■ GOAL: Each line of the listing must be transcribed exactly, except for the images, which should be excluded.

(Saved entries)
[start]

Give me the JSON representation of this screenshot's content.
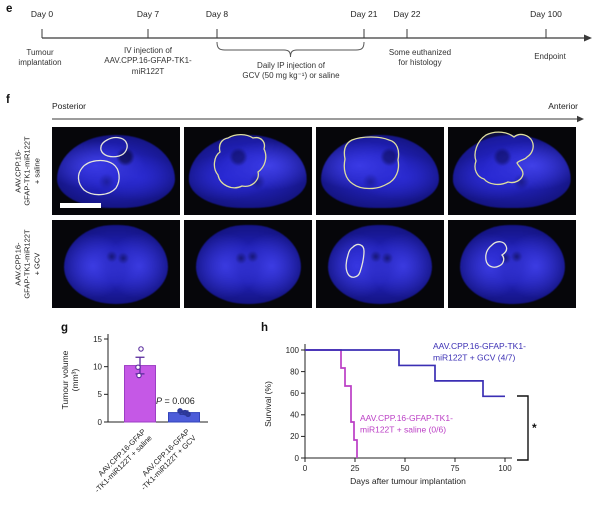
{
  "figure": {
    "panel_e": {
      "label": "e",
      "events": [
        {
          "day": "Day 0",
          "lines": [
            "Tumour",
            "implantation"
          ]
        },
        {
          "day": "Day 7",
          "lines": [
            "IV injection of",
            "AAV.CPP.16-GFAP-TK1-",
            "miR122T"
          ]
        },
        {
          "day": "Day 8",
          "lines": []
        },
        {
          "day": "Day 21",
          "lines": []
        },
        {
          "day": "Day 22",
          "lines": [
            "Some euthanized",
            "for histology"
          ]
        },
        {
          "day": "Day 100",
          "lines": [
            "Endpoint"
          ]
        }
      ],
      "bracket_lines": [
        "Daily IP injection of",
        "GCV (50 mg kg⁻¹) or saline"
      ]
    },
    "panel_f": {
      "label": "f",
      "posterior": "Posterior",
      "anterior": "Anterior",
      "rows": [
        {
          "label_lines": [
            "AAV.CPP.16-",
            "GFAP-TK1-miR122T",
            "+ saline"
          ]
        },
        {
          "label_lines": [
            "AAV.CPP.16-",
            "GFAP-TK1-miR122T",
            "+ GCV"
          ]
        }
      ]
    },
    "panel_g": {
      "label": "g"
    },
    "panel_h": {
      "label": "h"
    }
  },
  "chart_data": [
    {
      "type": "bar",
      "panel": "g",
      "ylabel_lines": [
        "Tumour volume",
        "(mm³)"
      ],
      "ylim": [
        0,
        15
      ],
      "yticks": [
        0,
        5,
        10,
        15
      ],
      "categories": [
        [
          "AAV.CPP.16-GFAP",
          "-TK1-miR122T + saline"
        ],
        [
          "AAV.CPP.16-GFAP",
          "-TK1-miR122T + GCV"
        ]
      ],
      "values": [
        10.2,
        1.7
      ],
      "errors": [
        1.5,
        0.3
      ],
      "points": [
        [
          13.2,
          9.9,
          8.4
        ],
        [
          2.0,
          1.7,
          1.4
        ]
      ],
      "bar_fills": [
        "#c558e6",
        "#4d5cd9"
      ],
      "bar_strokes": [
        "#9c3ec4",
        "#3243bb"
      ],
      "accent_colors": [
        "#5b2d9e",
        "#2b3694"
      ],
      "point_fills": [
        "#ffffff",
        "#2e3a9e"
      ],
      "p_label_prefix": "P",
      "p_label_rest": " = 0.006"
    },
    {
      "type": "line",
      "subtype": "kaplan-meier",
      "panel": "h",
      "xlabel": "Days after tumour implantation",
      "ylabel": "Survival (%)",
      "xlim": [
        0,
        100
      ],
      "ylim": [
        0,
        100
      ],
      "xticks": [
        0,
        25,
        50,
        75,
        100
      ],
      "yticks": [
        0,
        20,
        40,
        60,
        80,
        100
      ],
      "series": [
        {
          "name": "AAV.CPP.16-GFAP-TK1-miR122T + saline (0/6)",
          "label_lines": [
            "AAV.CPP.16-GFAP-TK1-",
            "miR122T + saline (0/6)"
          ],
          "color": "#bb3ec5",
          "points": [
            [
              0,
              100
            ],
            [
              18,
              100
            ],
            [
              18,
              83.3
            ],
            [
              20,
              83.3
            ],
            [
              20,
              66.7
            ],
            [
              23,
              66.7
            ],
            [
              23,
              33.3
            ],
            [
              24.5,
              33.3
            ],
            [
              24.5,
              16.7
            ],
            [
              26,
              16.7
            ],
            [
              26,
              0
            ]
          ]
        },
        {
          "name": "AAV.CPP.16-GFAP-TK1-miR122T + GCV (4/7)",
          "label_lines": [
            "AAV.CPP.16-GFAP-TK1-",
            "miR122T + GCV (4/7)"
          ],
          "color": "#3b2fb4",
          "points": [
            [
              0,
              100
            ],
            [
              47,
              100
            ],
            [
              47,
              85.7
            ],
            [
              65,
              85.7
            ],
            [
              65,
              71.4
            ],
            [
              89,
              71.4
            ],
            [
              89,
              57.1
            ],
            [
              100,
              57.1
            ]
          ]
        }
      ],
      "significance": "*"
    }
  ]
}
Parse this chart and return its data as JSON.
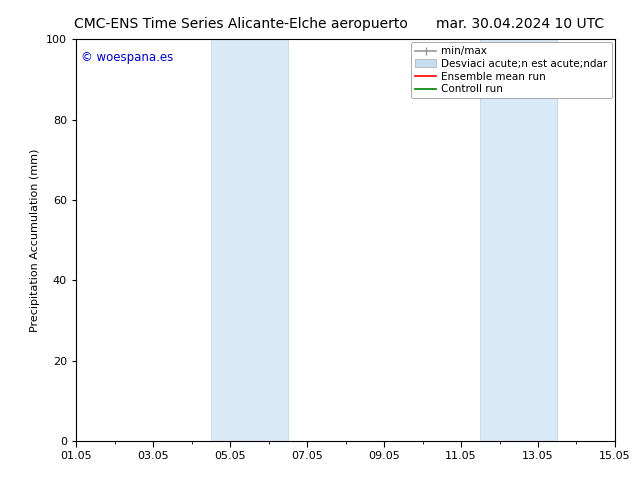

[end]

■ FINAL RESULT:
Give me the JSON representation of this screenshot's content.
{
  "figure": {
    "panel_e": {
      "label": "e",
      "events": [
        {
          "day": "Day 0",
          "lines": [
            "Tumour",
            "implantation"
          ]
        },
        {
          "day": "Day 7",
          "lines": [
            "IV injection of",
            "AAV.CPP.16-GFAP-TK1-",
            "miR122T"
          ]
        },
        {
          "day": "Day 8",
          "lines": []
        },
        {
          "day": "Day 21",
          "lines": []
        },
        {
          "day": "Day 22",
          "lines": [
            "Some euthanized",
            "for histology"
          ]
        },
        {
          "day": "Day 100",
          "lines": [
            "Endpoint"
          ]
        }
      ],
      "bracket_lines": [
        "Daily IP injection of",
        "GCV (50 mg kg⁻¹) or saline"
      ]
    },
    "panel_f": {
      "label": "f",
      "posterior": "Posterior",
      "anterior": "Anterior",
      "rows": [
        {
          "label_lines": [
            "AAV.CPP.16-",
            "GFAP-TK1-miR122T",
            "+ saline"
          ]
        },
        {
          "label_lines": [
            "AAV.CPP.16-",
            "GFAP-TK1-miR122T",
            "+ GCV"
          ]
        }
      ]
    },
    "panel_g": {
      "label": "g"
    },
    "panel_h": {
      "label": "h"
    }
  },
  "chart_data": [
    {
      "type": "bar",
      "panel": "g",
      "ylabel_lines": [
        "Tumour volume",
        "(mm³)"
      ],
      "ylim": [
        0,
        15
      ],
      "yticks": [
        0,
        5,
        10,
        15
      ],
      "categories": [
        [
          "AAV.CPP.16-GFAP",
          "-TK1-miR122T + saline"
        ],
        [
          "AAV.CPP.16-GFAP",
          "-TK1-miR122T + GCV"
        ]
      ],
      "values": [
        10.2,
        1.7
      ],
      "errors": [
        1.5,
        0.3
      ],
      "points": [
        [
          13.2,
          9.9,
          8.4
        ],
        [
          2.0,
          1.7,
          1.4
        ]
      ],
      "bar_fills": [
        "#c558e6",
        "#4d5cd9"
      ],
      "bar_strokes": [
        "#9c3ec4",
        "#3243bb"
      ],
      "accent_colors": [
        "#5b2d9e",
        "#2b3694"
      ],
      "point_fills": [
        "#ffffff",
        "#2e3a9e"
      ],
      "p_label_prefix": "P",
      "p_label_rest": " = 0.006"
    },
    {
      "type": "line",
      "subtype": "kaplan-meier",
      "panel": "h",
      "xlabel": "Days after tumour implantation",
      "ylabel": "Survival (%)",
      "xlim": [
        0,
        100
      ],
      "ylim": [
        0,
        100
      ],
      "xticks": [
        0,
        25,
        50,
        75,
        100
      ],
      "yticks": [
        0,
        20,
        40,
        60,
        80,
        100
      ],
      "series": [
        {
          "name": "AAV.CPP.16-GFAP-TK1-miR122T + saline (0/6)",
          "label_lines": [
            "AAV.CPP.16-GFAP-TK1-",
            "miR122T + saline (0/6)"
          ],
          "color": "#bb3ec5",
          "points": [
            [
              0,
              100
            ],
            [
              18,
              100
            ],
            [
              18,
              83.3
            ],
            [
              20,
              83.3
            ],
            [
              20,
              66.7
            ],
            [
              23,
              66.7
            ],
            [
              23,
              33.3
            ],
            [
              24.5,
              33.3
            ],
            [
              24.5,
              16.7
            ],
            [
              26,
              16.7
            ],
            [
              26,
              0
            ]
          ]
        },
        {
          "name": "AAV.CPP.16-GFAP-TK1-miR122T + GCV (4/7)",
          "label_lines": [
            "AAV.CPP.16-GFAP-TK1-",
            "miR122T + GCV (4/7)"
          ],
          "color": "#3b2fb4",
          "points": [
            [
              0,
              100
            ],
            [
              47,
              100
            ],
            [
              47,
              85.7
            ],
            [
              65,
              85.7
            ],
            [
              65,
              71.4
            ],
            [
              89,
              71.4
            ],
            [
              89,
              57.1
            ],
            [
              100,
              57.1
            ]
          ]
        }
      ],
      "significance": "*"
    }
  ]
}
Parse this chart and return its data as JSON.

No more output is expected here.